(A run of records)
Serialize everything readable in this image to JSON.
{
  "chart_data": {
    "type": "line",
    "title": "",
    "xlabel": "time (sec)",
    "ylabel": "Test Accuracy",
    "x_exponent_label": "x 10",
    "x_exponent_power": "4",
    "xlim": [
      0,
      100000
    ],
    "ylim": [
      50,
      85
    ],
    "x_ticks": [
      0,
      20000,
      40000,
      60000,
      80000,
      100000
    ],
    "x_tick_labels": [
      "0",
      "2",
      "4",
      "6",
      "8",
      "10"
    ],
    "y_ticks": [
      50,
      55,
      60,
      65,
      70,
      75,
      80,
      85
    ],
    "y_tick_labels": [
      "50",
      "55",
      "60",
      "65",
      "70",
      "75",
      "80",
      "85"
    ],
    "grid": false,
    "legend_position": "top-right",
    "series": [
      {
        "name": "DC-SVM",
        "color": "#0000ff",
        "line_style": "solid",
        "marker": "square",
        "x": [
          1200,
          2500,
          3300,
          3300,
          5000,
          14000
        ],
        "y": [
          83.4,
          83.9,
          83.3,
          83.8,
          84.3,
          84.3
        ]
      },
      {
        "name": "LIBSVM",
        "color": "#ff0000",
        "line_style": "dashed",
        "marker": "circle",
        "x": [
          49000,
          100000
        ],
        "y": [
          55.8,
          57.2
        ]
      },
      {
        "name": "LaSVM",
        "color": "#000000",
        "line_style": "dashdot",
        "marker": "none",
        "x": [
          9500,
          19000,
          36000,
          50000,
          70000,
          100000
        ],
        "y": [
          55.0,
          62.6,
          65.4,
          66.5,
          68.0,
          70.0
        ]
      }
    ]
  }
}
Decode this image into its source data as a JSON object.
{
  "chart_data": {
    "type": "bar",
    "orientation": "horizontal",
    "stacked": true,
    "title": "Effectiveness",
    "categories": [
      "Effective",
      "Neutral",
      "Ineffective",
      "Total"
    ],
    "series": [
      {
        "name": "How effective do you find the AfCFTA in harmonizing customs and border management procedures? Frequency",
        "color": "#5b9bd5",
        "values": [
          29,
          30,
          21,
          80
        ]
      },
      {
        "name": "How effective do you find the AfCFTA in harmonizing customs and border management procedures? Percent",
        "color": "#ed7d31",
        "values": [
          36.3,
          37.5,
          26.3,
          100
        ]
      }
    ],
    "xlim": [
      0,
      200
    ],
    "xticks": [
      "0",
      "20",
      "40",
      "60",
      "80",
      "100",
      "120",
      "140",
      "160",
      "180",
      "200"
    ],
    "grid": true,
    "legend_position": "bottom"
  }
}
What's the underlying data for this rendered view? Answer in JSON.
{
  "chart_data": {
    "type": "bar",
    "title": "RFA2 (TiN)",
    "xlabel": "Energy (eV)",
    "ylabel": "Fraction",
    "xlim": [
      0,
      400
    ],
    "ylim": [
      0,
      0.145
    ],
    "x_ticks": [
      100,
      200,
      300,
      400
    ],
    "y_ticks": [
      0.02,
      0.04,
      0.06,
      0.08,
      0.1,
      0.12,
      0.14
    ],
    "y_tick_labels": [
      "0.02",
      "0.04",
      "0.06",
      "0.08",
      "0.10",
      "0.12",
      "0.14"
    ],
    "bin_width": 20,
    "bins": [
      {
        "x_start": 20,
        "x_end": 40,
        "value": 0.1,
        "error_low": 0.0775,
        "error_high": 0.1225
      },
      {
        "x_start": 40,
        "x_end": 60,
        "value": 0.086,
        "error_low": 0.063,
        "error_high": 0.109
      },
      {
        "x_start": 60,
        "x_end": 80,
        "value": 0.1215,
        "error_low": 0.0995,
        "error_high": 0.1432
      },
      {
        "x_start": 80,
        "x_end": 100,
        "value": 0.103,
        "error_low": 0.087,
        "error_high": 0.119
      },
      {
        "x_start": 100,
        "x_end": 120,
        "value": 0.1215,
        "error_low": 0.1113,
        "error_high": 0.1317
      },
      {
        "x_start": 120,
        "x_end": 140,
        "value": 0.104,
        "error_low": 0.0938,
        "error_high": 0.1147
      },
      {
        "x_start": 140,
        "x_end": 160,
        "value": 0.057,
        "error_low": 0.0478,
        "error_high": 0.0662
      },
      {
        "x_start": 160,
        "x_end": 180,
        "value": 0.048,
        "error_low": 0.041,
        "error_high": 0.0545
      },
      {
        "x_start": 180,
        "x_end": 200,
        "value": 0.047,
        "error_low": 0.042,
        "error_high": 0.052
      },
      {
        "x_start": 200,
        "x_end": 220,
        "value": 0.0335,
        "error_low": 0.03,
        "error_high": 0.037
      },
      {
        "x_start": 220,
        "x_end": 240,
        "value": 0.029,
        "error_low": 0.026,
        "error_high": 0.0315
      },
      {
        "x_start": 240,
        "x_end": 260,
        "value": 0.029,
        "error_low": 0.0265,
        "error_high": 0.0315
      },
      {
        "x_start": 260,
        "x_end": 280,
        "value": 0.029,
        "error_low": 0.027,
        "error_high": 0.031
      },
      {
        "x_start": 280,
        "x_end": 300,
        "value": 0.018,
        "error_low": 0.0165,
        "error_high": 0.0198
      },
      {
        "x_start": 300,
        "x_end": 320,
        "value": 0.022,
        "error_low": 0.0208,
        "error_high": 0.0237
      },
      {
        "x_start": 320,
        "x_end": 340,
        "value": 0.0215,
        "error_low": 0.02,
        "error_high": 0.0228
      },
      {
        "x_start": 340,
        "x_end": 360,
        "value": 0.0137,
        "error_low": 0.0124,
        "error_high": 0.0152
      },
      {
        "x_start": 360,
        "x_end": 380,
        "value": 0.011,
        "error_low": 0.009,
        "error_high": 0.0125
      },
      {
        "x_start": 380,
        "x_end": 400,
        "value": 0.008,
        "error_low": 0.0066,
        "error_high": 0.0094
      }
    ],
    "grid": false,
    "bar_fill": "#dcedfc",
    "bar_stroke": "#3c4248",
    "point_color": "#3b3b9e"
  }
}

■ **Given problem**: Identify and list each line with the word "find".

■ **Task response**:
        "name": "How effective do you find the AfCFTA in harmonizing customs and border management procedures? Frequency",
        "name": "How effective do you find the AfCFTA in harmonizing customs and border management procedures? Percent",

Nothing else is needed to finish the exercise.